Quoted passage below:

CREATE TABLE category (
  id INTEGER PRIMARY KEY,
  name INTEGER TEXT UNIQUE NOT NULL
);

CREATE TABLE product_category (
  id INTEGER PRIMARY KEY,
  product_id INTEGER NOT NULL,
  category_id INTEGER NOT NULL,
  FOREIGN KEY (product_id) REFERENCES product (id),
  FOREIGN KEY (category_id) REFERENCES category (id)
);
class Price(BaseModel):
    id: int
    unit: str
    price: int


class Product(BaseModel):
    id: int
    name: str
    prices: list[Price]

Let’s try with the one-to-many one first—the product-price relation.

(As for why there are multiple prices for a single product: when one buys in bulk, the price is usually cheaper.)

Normally, one would query it as:

SELECT product.id, product.name, price, unit
FROM product
JOIN price ON product.id = price.product_id

That doesn’t work here: we need price as a list of price objects for each product. From the example linked above, we learned that nested object requires turning to JSON, so let’s look at SQLite’s document for JSON functions. json_group_array() seems to do what we need here, and we can use json_object() to construct the JSON.

SELECT product.id, name, json_group_array(
  json_object('id', price.id, 'price', price, 'unit', unit)
) as prices
FROM product JOIN price
ON product.id = price.product_id
GROUP BY product.id;

This turns out to be simpler than the PostgresQL example!

However, when I ran that:

pydantic_core._pydantic_core.ValidationError: 1 validation error for Product
prices
  Input should be a valid list [type=list_type, input_value='[{"id":1,"price":8000,...}]', input_type=str]
    For further information visit https://errors.pydantic.dev/2.5/v/list_type

It turns out, the SQLite library can only returns string and not JSON. Maybe they should support that? I don’t know. But we can solve that ourselves by extending pydantic’s BaseModel. To save you from inspecting pydantic’s source code, upon instantiation BaseModel takes **data as initialization parameters, and has model_fields attributes to store type constraints that we defined above. This maps from the field name to an object of type FieldInfo, which contains annotation, which is the data type that we need.

Let’s customize that to parse the JSON data:

class SQLiteModel(BaseModel):
    """Custom models to parse JSON from SQLite which is returned as string."""

End of Quoted passage.
Supplied entries below:

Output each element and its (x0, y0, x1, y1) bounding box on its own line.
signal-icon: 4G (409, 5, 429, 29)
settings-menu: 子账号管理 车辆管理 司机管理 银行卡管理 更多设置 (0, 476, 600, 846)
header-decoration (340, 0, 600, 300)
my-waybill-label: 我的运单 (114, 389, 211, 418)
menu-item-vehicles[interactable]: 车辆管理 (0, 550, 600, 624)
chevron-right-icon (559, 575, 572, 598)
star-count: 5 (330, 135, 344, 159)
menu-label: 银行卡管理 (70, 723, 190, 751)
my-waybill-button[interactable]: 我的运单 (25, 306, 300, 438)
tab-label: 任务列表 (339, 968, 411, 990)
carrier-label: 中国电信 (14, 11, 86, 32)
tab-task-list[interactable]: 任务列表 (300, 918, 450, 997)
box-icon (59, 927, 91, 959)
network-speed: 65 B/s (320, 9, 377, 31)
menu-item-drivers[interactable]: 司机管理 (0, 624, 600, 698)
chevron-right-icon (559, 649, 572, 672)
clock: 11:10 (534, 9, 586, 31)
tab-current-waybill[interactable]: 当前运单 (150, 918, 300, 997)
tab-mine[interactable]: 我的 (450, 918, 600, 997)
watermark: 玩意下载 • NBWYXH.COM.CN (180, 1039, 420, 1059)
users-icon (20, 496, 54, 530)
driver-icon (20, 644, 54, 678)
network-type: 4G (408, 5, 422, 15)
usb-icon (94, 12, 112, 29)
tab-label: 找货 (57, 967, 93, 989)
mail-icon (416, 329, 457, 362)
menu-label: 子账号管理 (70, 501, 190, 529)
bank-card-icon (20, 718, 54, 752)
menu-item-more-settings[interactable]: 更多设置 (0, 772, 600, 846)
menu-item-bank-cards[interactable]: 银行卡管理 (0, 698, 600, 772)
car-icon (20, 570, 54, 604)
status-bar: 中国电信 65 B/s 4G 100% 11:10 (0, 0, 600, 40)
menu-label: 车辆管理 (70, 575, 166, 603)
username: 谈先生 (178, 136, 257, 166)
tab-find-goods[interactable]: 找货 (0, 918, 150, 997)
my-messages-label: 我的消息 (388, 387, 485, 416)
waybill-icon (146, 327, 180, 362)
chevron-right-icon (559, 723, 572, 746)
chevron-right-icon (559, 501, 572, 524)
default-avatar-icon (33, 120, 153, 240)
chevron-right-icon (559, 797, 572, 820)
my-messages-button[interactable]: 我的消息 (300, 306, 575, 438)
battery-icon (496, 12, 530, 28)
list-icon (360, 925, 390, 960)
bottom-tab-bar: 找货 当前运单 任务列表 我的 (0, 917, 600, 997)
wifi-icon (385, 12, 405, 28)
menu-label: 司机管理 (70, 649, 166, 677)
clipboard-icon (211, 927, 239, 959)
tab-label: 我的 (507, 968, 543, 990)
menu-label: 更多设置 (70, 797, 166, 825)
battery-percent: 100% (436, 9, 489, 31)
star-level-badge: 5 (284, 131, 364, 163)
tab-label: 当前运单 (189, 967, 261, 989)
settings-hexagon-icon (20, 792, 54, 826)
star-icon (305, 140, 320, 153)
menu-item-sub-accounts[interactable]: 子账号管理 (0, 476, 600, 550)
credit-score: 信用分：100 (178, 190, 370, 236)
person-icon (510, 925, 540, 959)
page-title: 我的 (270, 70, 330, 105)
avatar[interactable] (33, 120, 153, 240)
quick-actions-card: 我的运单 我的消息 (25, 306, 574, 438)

End of Supplied entries.

§ **List of tasks**:
1. In the write-up on SQLite and pydantic, retype everything from "Let’s try with" down to "price, 'unit', unit)".
2. According to the write-up on SQLite and pydantic, what does the SQLite library return in place of JSON?
3. Carry on the write-up on SQLite and pydantic from where it stops.

§ **Task-by-task outputs**:
1.
Let’s try with the one-to-many one first—the product-price relation.

(As for why there are multiple prices for a single product: when one buys in bulk, the price is usually cheaper.)

Normally, one would query it as:

SELECT product.id, product.name, price, unit
FROM product
JOIN price ON product.id = price.product_id

That doesn’t work here: we need price as a list of price objects for each product. From the example linked above, we learned that nested object requires turning to JSON, so let’s look at SQLite’s document for JSON functions. json_group_array() seems to do what we need here, and we can use json_object() to construct the JSON.

SELECT product.id, name, json_group_array(
  json_object('id', price.id, 'price', price, 'unit', unit)

2. A string.

3.
    def __init__(self, /, **data):
        for field, info in self.model_fields.items():
            # To be careful, only try to parse data expected to be list|dict
            if (type(info.annotation) is types.GenericAlias
                    and info.annotation.__origin__ in [list, dict]
                    and type(data[field]) is str):
                data[field] = json.loads(data[field])
            else:
                if type(info.annotation) is types.GenericAlias:
                    print(data[field])
        super().__init__(**data)

That should work now.

Now, let’s add categories to the products:

class Product(SQLiteModel):
    id: int
    name: str
    prices: list[Price]
    categories: list[str]

I’m skipping a bit here because categories has only one data field, though I probably should write full objects as for prices.

SELECT product.id, product.name, json_group_array(category.name) as categories,
json_group_array(
  json_object('id', price.id, 'price', price, 'unit', unit)
) as prices
FROM product
JOIN price ON product.id = price.product_id
JOIN product_category ON product.id = product_category.product_id
JOIN category ON category.id = product_category.category_id
GROUP BY product.id;

Running that would result in rows with duplicated categories like:

Product(id=1, name='energy drink',
        prices=[Price(id=1, unit='bottle', price=12000),
                Price(id=2, unit='packets', price=70000)],
        categories=['drink', 'drink']),

This is because I joined three tables at once, and the categories are repeated the same number of the prices of a product. If I wrote a full model for Category, it wouldn’t run at all due to duplicated primary key. To solve this, simply add distinct keyword would work.

So, after this, I found writing bare queries for this small project not too complicated and the encountered problems quite trivial to solve, but I expect it to be less so for larger projects, and so appreciate how much ORM simplifies the process. I’ll try out some more with this approach, though.